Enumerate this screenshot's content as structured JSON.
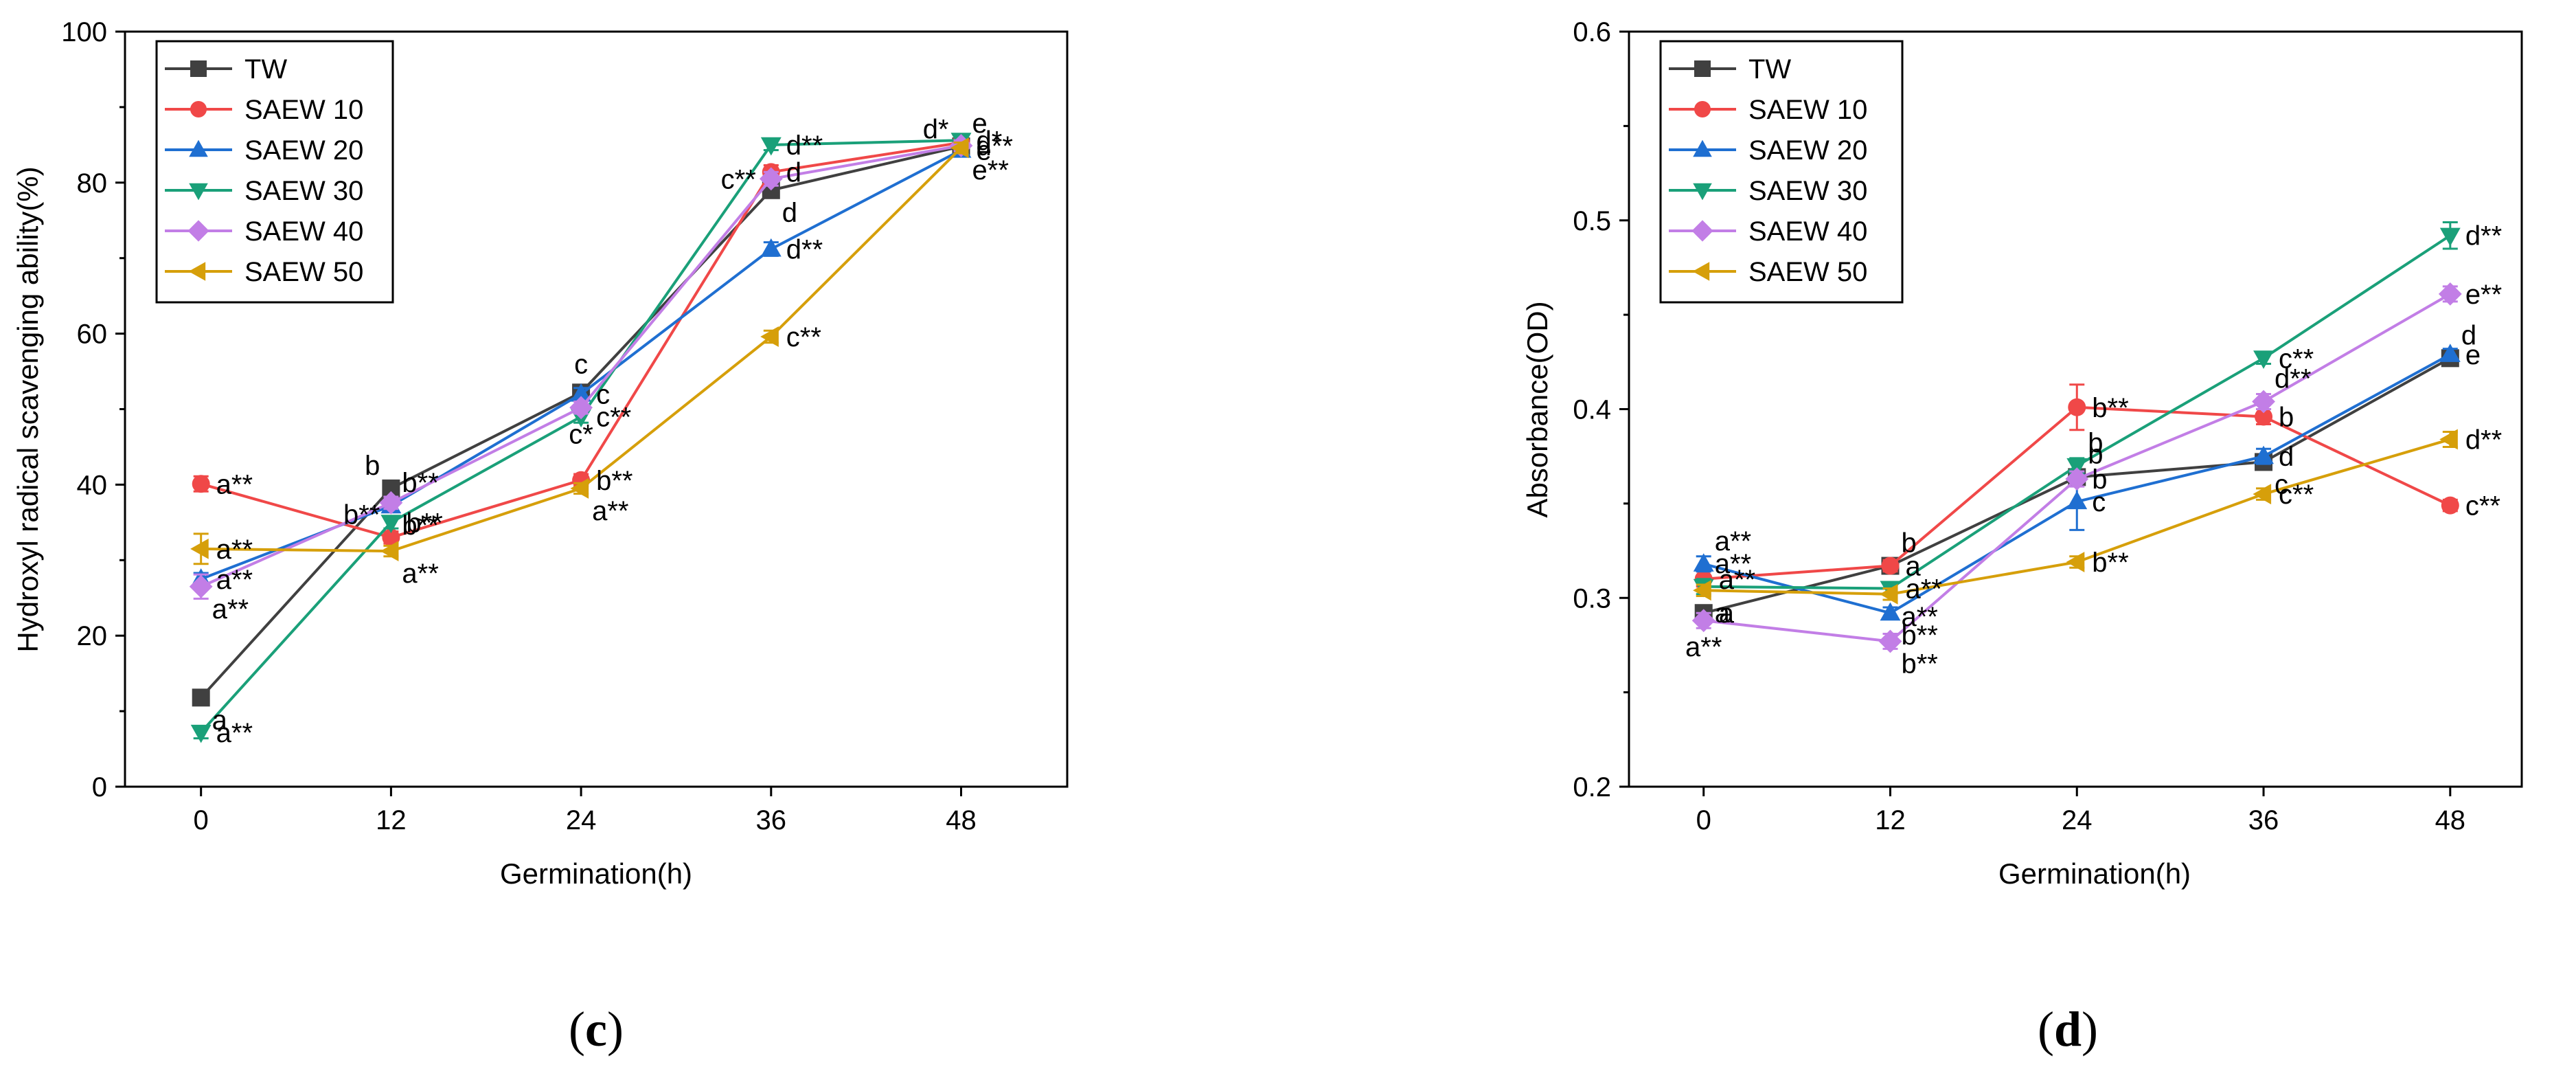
{
  "chart_data": [
    {
      "id": "c",
      "type": "line",
      "panel_label": "c",
      "xlabel": "Germination(h)",
      "ylabel": "Hydroxyl radical scavenging ability(%)",
      "x": [
        0,
        12,
        24,
        36,
        48
      ],
      "xticks": [
        "0",
        "12",
        "24",
        "36",
        "48"
      ],
      "xlim": [
        -4.8,
        54.7
      ],
      "ylim": [
        0,
        100
      ],
      "yticks": [
        "0",
        "20",
        "40",
        "60",
        "80",
        "100"
      ],
      "legend_position": "top-left",
      "series": [
        {
          "name": "TW",
          "color": "#404040",
          "marker": "square",
          "values": [
            11.8,
            39.5,
            52.2,
            79.0,
            84.8
          ],
          "err": [
            0.9,
            0.6,
            0.7,
            0.8,
            0.7
          ],
          "labels": [
            {
              "i": 0,
              "text": "a",
              "pos": "below-right"
            },
            {
              "i": 1,
              "text": "b",
              "pos": "above-left"
            },
            {
              "i": 2,
              "text": "c",
              "pos": "above"
            },
            {
              "i": 3,
              "text": "d",
              "pos": "below-right"
            },
            {
              "i": 4,
              "text": "e",
              "pos": "above-right"
            }
          ]
        },
        {
          "name": "SAEW 10",
          "color": "#f04848",
          "marker": "circle",
          "values": [
            40.1,
            33.0,
            40.6,
            81.4,
            85.3
          ],
          "err": [
            1.0,
            0.8,
            0.8,
            0.9,
            0.7
          ],
          "labels": [
            {
              "i": 0,
              "text": "a**",
              "pos": "right"
            },
            {
              "i": 1,
              "text": "b**",
              "pos": "above-left"
            },
            {
              "i": 2,
              "text": "b**",
              "pos": "right"
            },
            {
              "i": 3,
              "text": "d",
              "pos": "right"
            },
            {
              "i": 4,
              "text": "d*",
              "pos": "left-above"
            }
          ]
        },
        {
          "name": "SAEW 20",
          "color": "#1f6fd1",
          "marker": "triangle-up",
          "values": [
            27.5,
            37.2,
            52.0,
            71.2,
            84.3
          ],
          "err": [
            0.8,
            0.7,
            0.8,
            0.9,
            0.7
          ],
          "labels": [
            {
              "i": 0,
              "text": "a**",
              "pos": "right"
            },
            {
              "i": 1,
              "text": "b**",
              "pos": "above-right"
            },
            {
              "i": 2,
              "text": "c",
              "pos": "right"
            },
            {
              "i": 3,
              "text": "d**",
              "pos": "right"
            },
            {
              "i": 4,
              "text": "e",
              "pos": "right"
            }
          ]
        },
        {
          "name": "SAEW 30",
          "color": "#1aa079",
          "marker": "triangle-down",
          "values": [
            7.2,
            35.0,
            49.0,
            85.0,
            85.6
          ],
          "err": [
            0.8,
            0.8,
            0.8,
            0.7,
            0.7
          ],
          "labels": [
            {
              "i": 0,
              "text": "a**",
              "pos": "right"
            },
            {
              "i": 1,
              "text": "b**",
              "pos": "right"
            },
            {
              "i": 2,
              "text": "c**",
              "pos": "right"
            },
            {
              "i": 3,
              "text": "d**",
              "pos": "right"
            },
            {
              "i": 4,
              "text": "d*",
              "pos": "right"
            }
          ]
        },
        {
          "name": "SAEW 40",
          "color": "#c27ee6",
          "marker": "diamond",
          "values": [
            26.5,
            37.6,
            50.2,
            80.5,
            84.9
          ],
          "err": [
            1.6,
            0.8,
            0.8,
            0.9,
            0.7
          ],
          "labels": [
            {
              "i": 0,
              "text": "a**",
              "pos": "below-right"
            },
            {
              "i": 1,
              "text": "b**",
              "pos": "below-right"
            },
            {
              "i": 2,
              "text": "c*",
              "pos": "below"
            },
            {
              "i": 3,
              "text": "c**",
              "pos": "left"
            },
            {
              "i": 4,
              "text": "d**",
              "pos": "right"
            }
          ]
        },
        {
          "name": "SAEW 50",
          "color": "#d69f0a",
          "marker": "triangle-left",
          "values": [
            31.5,
            31.2,
            39.5,
            59.6,
            84.6
          ],
          "err": [
            2.0,
            0.7,
            0.7,
            0.8,
            0.7
          ],
          "labels": [
            {
              "i": 0,
              "text": "a**",
              "pos": "right"
            },
            {
              "i": 1,
              "text": "a**",
              "pos": "below-right"
            },
            {
              "i": 2,
              "text": "a**",
              "pos": "below-right"
            },
            {
              "i": 3,
              "text": "c**",
              "pos": "right"
            },
            {
              "i": 4,
              "text": "e**",
              "pos": "below-right"
            }
          ]
        }
      ]
    },
    {
      "id": "d",
      "type": "line",
      "panel_label": "d",
      "xlabel": "Germination(h)",
      "ylabel": "Absorbance(OD)",
      "x": [
        0,
        12,
        24,
        36,
        48
      ],
      "xticks": [
        "0",
        "12",
        "24",
        "36",
        "48"
      ],
      "xlim": [
        -4.8,
        52.6
      ],
      "ylim": [
        0.2,
        0.6
      ],
      "yticks": [
        "0.2",
        "0.3",
        "0.4",
        "0.5",
        "0.6"
      ],
      "legend_position": "top-left",
      "series": [
        {
          "name": "TW",
          "color": "#404040",
          "marker": "square",
          "values": [
            0.292,
            0.317,
            0.364,
            0.372,
            0.427
          ],
          "err": [
            0.003,
            0.003,
            0.003,
            0.003,
            0.003
          ],
          "labels": [
            {
              "i": 0,
              "text": "a",
              "pos": "right"
            },
            {
              "i": 1,
              "text": "b",
              "pos": "above-right"
            },
            {
              "i": 2,
              "text": "b",
              "pos": "above-right"
            },
            {
              "i": 3,
              "text": "c",
              "pos": "below-right"
            },
            {
              "i": 4,
              "text": "d",
              "pos": "above-right"
            }
          ]
        },
        {
          "name": "SAEW 10",
          "color": "#f04848",
          "marker": "circle",
          "values": [
            0.31,
            0.317,
            0.401,
            0.396,
            0.349
          ],
          "err": [
            0.004,
            0.003,
            0.012,
            0.004,
            0.003
          ],
          "labels": [
            {
              "i": 0,
              "text": "a**",
              "pos": "right"
            },
            {
              "i": 1,
              "text": "a",
              "pos": "right"
            },
            {
              "i": 2,
              "text": "b**",
              "pos": "right"
            },
            {
              "i": 3,
              "text": "b",
              "pos": "right"
            },
            {
              "i": 4,
              "text": "c**",
              "pos": "right"
            }
          ]
        },
        {
          "name": "SAEW 20",
          "color": "#1f6fd1",
          "marker": "triangle-up",
          "values": [
            0.318,
            0.292,
            0.351,
            0.375,
            0.429
          ],
          "err": [
            0.004,
            0.003,
            0.015,
            0.004,
            0.003
          ],
          "labels": [
            {
              "i": 0,
              "text": "a**",
              "pos": "above-right"
            },
            {
              "i": 1,
              "text": "b**",
              "pos": "below-right"
            },
            {
              "i": 2,
              "text": "c",
              "pos": "right"
            },
            {
              "i": 3,
              "text": "d",
              "pos": "right"
            },
            {
              "i": 4,
              "text": "e",
              "pos": "right"
            }
          ]
        },
        {
          "name": "SAEW 30",
          "color": "#1aa079",
          "marker": "triangle-down",
          "values": [
            0.306,
            0.305,
            0.37,
            0.427,
            0.492
          ],
          "err": [
            0.004,
            0.003,
            0.004,
            0.003,
            0.007
          ],
          "labels": [
            {
              "i": 0,
              "text": "a**",
              "pos": "above-right"
            },
            {
              "i": 1,
              "text": "a**",
              "pos": "right"
            },
            {
              "i": 2,
              "text": "b",
              "pos": "above-right"
            },
            {
              "i": 3,
              "text": "c**",
              "pos": "right"
            },
            {
              "i": 4,
              "text": "d**",
              "pos": "right"
            }
          ]
        },
        {
          "name": "SAEW 40",
          "color": "#c27ee6",
          "marker": "diamond",
          "values": [
            0.288,
            0.277,
            0.363,
            0.404,
            0.461
          ],
          "err": [
            0.004,
            0.004,
            0.004,
            0.004,
            0.004
          ],
          "labels": [
            {
              "i": 0,
              "text": "a**",
              "pos": "below"
            },
            {
              "i": 1,
              "text": "b**",
              "pos": "below-right"
            },
            {
              "i": 2,
              "text": "b",
              "pos": "right"
            },
            {
              "i": 3,
              "text": "d**",
              "pos": "above-right"
            },
            {
              "i": 4,
              "text": "e**",
              "pos": "right"
            }
          ]
        },
        {
          "name": "SAEW 50",
          "color": "#d69f0a",
          "marker": "triangle-left",
          "values": [
            0.304,
            0.302,
            0.319,
            0.355,
            0.384
          ],
          "err": [
            0.003,
            0.003,
            0.003,
            0.003,
            0.004
          ],
          "labels": [
            {
              "i": 0,
              "text": "a",
              "pos": "below-right"
            },
            {
              "i": 1,
              "text": "a**",
              "pos": "below-right"
            },
            {
              "i": 2,
              "text": "b**",
              "pos": "right"
            },
            {
              "i": 3,
              "text": "c**",
              "pos": "right"
            },
            {
              "i": 4,
              "text": "d**",
              "pos": "right"
            }
          ]
        }
      ]
    }
  ]
}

_Written request_. Lines containing the string "ylabel" are to be selected and copied.

_Task answer_.
      "ylabel": "Hydroxyl radical scavenging ability(%)",
      "ylabel": "Absorbance(OD)",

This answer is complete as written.